> Aim: Write out the listing in full, matching it word for word.

***

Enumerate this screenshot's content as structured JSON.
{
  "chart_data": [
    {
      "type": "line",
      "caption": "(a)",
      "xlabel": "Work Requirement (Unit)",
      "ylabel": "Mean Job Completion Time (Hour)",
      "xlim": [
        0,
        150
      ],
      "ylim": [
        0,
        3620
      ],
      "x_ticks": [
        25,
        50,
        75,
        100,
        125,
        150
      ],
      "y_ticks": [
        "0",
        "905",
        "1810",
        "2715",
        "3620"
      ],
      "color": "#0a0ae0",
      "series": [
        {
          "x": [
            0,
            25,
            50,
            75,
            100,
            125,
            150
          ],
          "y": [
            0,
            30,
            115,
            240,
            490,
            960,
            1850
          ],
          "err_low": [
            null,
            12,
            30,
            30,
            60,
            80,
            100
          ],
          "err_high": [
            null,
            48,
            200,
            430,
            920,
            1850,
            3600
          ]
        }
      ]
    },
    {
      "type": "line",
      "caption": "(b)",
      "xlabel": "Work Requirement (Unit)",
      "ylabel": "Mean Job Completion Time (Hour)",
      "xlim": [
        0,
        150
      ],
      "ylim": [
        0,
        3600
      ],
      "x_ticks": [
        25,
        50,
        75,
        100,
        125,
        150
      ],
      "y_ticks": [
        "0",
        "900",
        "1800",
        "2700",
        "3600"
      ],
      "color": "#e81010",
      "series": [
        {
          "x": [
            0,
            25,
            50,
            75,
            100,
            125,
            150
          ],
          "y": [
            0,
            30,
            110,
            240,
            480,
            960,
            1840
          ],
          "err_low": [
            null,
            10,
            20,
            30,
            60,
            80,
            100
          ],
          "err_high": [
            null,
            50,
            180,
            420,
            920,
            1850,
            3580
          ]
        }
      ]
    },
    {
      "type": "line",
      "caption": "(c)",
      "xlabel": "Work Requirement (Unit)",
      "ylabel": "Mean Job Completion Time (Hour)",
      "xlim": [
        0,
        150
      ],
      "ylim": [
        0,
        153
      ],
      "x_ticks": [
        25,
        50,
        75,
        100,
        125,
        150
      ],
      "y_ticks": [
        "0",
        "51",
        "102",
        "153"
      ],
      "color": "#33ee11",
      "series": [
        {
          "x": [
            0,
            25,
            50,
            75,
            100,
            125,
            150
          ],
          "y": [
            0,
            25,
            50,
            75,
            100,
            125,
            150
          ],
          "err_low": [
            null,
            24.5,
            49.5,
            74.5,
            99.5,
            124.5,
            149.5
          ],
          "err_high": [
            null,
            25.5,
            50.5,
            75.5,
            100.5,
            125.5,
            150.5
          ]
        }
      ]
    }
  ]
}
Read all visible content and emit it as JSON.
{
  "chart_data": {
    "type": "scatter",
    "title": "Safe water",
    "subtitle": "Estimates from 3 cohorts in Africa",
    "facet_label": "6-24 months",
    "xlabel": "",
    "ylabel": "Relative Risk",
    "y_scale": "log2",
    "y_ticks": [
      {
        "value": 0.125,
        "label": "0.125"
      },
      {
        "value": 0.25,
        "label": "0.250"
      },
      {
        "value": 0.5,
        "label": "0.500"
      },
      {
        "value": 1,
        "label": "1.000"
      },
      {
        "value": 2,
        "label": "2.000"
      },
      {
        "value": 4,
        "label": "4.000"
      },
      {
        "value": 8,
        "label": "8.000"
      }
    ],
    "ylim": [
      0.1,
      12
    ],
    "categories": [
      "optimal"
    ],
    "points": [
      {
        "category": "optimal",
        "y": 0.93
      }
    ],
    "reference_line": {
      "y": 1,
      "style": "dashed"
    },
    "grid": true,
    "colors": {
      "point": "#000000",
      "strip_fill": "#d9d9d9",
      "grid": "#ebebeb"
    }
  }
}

***

> Solution:
Enumerate this screenshot's content as structured JSON.
{
  "chart_data": [
    {
      "type": "line",
      "caption": "(a)",
      "xlabel": "Work Requirement (Unit)",
      "ylabel": "Mean Job Completion Time (Hour)",
      "xlim": [
        0,
        150
      ],
      "ylim": [
        0,
        3620
      ],
      "x_ticks": [
        25,
        50,
        75,
        100,
        125,
        150
      ],
      "y_ticks": [
        "0",
        "905",
        "1810",
        "2715",
        "3620"
      ],
      "color": "#0a0ae0",
      "series": [
        {
          "x": [
            0,
            25,
            50,
            75,
            100,
            125,
            150
          ],
          "y": [
            0,
            30,
            115,
            240,
            490,
            960,
            1850
          ],
          "err_low": [
            null,
            12,
            30,
            30,
            60,
            80,
            100
          ],
          "err_high": [
            null,
            48,
            200,
            430,
            920,
            1850,
            3600
          ]
        }
      ]
    },
    {
      "type": "line",
      "caption": "(b)",
      "xlabel": "Work Requirement (Unit)",
      "ylabel": "Mean Job Completion Time (Hour)",
      "xlim": [
        0,
        150
      ],
      "ylim": [
        0,
        3600
      ],
      "x_ticks": [
        25,
        50,
        75,
        100,
        125,
        150
      ],
      "y_ticks": [
        "0",
        "900",
        "1800",
        "2700",
        "3600"
      ],
      "color": "#e81010",
      "series": [
        {
          "x": [
            0,
            25,
            50,
            75,
            100,
            125,
            150
          ],
          "y": [
            0,
            30,
            110,
            240,
            480,
            960,
            1840
          ],
          "err_low": [
            null,
            10,
            20,
            30,
            60,
            80,
            100
          ],
          "err_high": [
            null,
            50,
            180,
            420,
            920,
            1850,
            3580
          ]
        }
      ]
    },
    {
      "type": "line",
      "caption": "(c)",
      "xlabel": "Work Requirement (Unit)",
      "ylabel": "Mean Job Completion Time (Hour)",
      "xlim": [
        0,
        150
      ],
      "ylim": [
        0,
        153
      ],
      "x_ticks": [
        25,
        50,
        75,
        100,
        125,
        150
      ],
      "y_ticks": [
        "0",
        "51",
        "102",
        "153"
      ],
      "color": "#33ee11",
      "series": [
        {
          "x": [
            0,
            25,
            50,
            75,
            100,
            125,
            150
          ],
          "y": [
            0,
            25,
            50,
            75,
            100,
            125,
            150
          ],
          "err_low": [
            null,
            24.5,
            49.5,
            74.5,
            99.5,
            124.5,
            149.5
          ],
          "err_high": [
            null,
            25.5,
            50.5,
            75.5,
            100.5,
            125.5,
            150.5
          ]
        }
      ]
    }
  ]
}
Read all visible content and emit it as JSON.
{
  "chart_data": {
    "type": "scatter",
    "title": "Safe water",
    "subtitle": "Estimates from 3 cohorts in Africa",
    "facet_label": "6-24 months",
    "xlabel": "",
    "ylabel": "Relative Risk",
    "y_scale": "log2",
    "y_ticks": [
      {
        "value": 0.125,
        "label": "0.125"
      },
      {
        "value": 0.25,
        "label": "0.250"
      },
      {
        "value": 0.5,
        "label": "0.500"
      },
      {
        "value": 1,
        "label": "1.000"
      },
      {
        "value": 2,
        "label": "2.000"
      },
      {
        "value": 4,
        "label": "4.000"
      },
      {
        "value": 8,
        "label": "8.000"
      }
    ],
    "ylim": [
      0.1,
      12
    ],
    "categories": [
      "optimal"
    ],
    "points": [
      {
        "category": "optimal",
        "y": 0.93
      }
    ],
    "reference_line": {
      "y": 1,
      "style": "dashed"
    },
    "grid": true,
    "colors": {
      "point": "#000000",
      "strip_fill": "#d9d9d9",
      "grid": "#ebebeb"
    }
  }
}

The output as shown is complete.